## Given problem 1:
Copy word for word the stretch of the mprotect message from "On Fri, Dec" through "have to use)?".

-- begin Source text --

On Fri, Dec 07, 2001 at 06:27:27AM -0800, Hoeflinger, Jay P wrote:
> In fact, this is an IA64 program.  Both the runtime library and the
> "user" code are compiled on IA64.  
> 
> Is there anything unusual about the various virtual memory calls on Itanium 
> (mmap, getpagesize, mprotect, shmget, shmat, etc) as compared to
> for IA32 (maybe there are extra args, or the flags don't mean
> exactly the same things, or there are new flags we have to use)?
> 
> Can you give us anything to try to help zero in on the problem?
> 
> 
> Jay
> 
> 
> -----Original Message-----
> From: n0ano@indstorage.com [mailto:n0ano@indstorage.com]
> Sent: Thursday, December 06, 2001 6:11 PM
> To: Hoeflinger, Jay P
> Cc: 'linux-ia64@linuxia64.org'
> Subject: Re: [Linux-ia64] mprotect problem
> 
> 
> Jay-
> 
> Is this an IA32 binary you are running?  Do to issues with the way
> the shared library loader uses the `mprotect' call I had to play
> a little fast and loose with page protections for IA32 programs.

-- end Source text --
-- begin Data listing --

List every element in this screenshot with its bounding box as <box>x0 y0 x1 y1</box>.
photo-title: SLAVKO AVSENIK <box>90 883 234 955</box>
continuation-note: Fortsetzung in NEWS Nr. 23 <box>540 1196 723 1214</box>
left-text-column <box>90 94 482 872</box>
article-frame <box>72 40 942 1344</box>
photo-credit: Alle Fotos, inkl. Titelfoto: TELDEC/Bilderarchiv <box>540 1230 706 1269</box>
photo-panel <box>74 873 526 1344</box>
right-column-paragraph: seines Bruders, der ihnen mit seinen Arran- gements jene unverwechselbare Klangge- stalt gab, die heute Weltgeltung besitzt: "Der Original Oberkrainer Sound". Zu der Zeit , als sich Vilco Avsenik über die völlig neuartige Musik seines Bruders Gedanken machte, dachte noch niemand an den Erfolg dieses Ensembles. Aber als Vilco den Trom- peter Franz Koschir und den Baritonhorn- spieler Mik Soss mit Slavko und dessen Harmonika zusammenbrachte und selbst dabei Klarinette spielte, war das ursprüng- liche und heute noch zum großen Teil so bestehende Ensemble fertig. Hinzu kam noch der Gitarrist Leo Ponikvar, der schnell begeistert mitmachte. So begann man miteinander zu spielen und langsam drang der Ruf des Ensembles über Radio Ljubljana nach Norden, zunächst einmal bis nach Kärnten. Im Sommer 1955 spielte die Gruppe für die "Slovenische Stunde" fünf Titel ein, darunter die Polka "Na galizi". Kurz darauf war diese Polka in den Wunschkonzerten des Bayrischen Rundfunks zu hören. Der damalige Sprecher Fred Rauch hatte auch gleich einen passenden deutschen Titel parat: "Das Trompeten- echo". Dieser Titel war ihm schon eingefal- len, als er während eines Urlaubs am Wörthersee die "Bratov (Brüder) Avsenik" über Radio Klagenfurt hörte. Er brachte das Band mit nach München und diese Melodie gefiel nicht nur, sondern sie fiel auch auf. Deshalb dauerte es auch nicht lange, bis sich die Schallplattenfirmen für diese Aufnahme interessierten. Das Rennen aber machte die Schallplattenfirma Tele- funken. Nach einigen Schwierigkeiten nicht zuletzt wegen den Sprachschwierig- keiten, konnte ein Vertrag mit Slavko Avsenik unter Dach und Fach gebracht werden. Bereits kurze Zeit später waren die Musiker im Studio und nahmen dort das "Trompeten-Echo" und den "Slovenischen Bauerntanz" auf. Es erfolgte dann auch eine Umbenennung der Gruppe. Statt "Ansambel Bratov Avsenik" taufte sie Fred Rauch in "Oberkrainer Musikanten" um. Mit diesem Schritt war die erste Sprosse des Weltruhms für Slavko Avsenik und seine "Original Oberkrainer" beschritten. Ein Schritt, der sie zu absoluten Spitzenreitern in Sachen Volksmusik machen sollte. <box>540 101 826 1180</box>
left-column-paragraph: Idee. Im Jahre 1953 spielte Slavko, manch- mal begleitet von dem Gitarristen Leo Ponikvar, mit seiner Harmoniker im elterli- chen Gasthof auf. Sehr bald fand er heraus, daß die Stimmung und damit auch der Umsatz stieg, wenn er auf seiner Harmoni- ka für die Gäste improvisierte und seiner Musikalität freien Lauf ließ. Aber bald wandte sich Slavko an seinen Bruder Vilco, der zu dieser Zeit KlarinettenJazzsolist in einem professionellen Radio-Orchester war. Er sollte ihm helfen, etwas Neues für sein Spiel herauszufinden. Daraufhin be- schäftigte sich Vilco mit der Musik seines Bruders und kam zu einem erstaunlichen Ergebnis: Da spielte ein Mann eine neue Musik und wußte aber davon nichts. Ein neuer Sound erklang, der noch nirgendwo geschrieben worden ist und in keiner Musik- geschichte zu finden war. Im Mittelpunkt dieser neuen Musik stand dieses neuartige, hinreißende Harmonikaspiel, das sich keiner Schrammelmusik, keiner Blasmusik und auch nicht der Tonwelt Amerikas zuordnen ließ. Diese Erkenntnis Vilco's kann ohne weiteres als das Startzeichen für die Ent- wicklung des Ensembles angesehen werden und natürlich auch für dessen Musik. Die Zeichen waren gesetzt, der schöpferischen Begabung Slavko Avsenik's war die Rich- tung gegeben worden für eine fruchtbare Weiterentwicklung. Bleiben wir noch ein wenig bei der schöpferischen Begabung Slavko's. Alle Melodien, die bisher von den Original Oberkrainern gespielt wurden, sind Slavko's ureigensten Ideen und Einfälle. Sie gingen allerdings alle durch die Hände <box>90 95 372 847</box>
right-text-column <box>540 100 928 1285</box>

-- end Data listing --

## Given problem 2:
How many lines of the entries contain the string "photo"? Give only the number.

## Complete response 1:
On Fri, Dec 07, 2001 at 06:27:27AM -0800, Hoeflinger, Jay P wrote:
> In fact, this is an IA64 program.  Both the runtime library and the
> "user" code are compiled on IA64.  
> 
> Is there anything unusual about the various virtual memory calls on Itanium 
> (mmap, getpagesize, mprotect, shmget, shmat, etc) as compared to
> for IA32 (maybe there are extra args, or the flags don't mean
> exactly the same things, or there are new flags we have to use)?

## Complete response 2:
3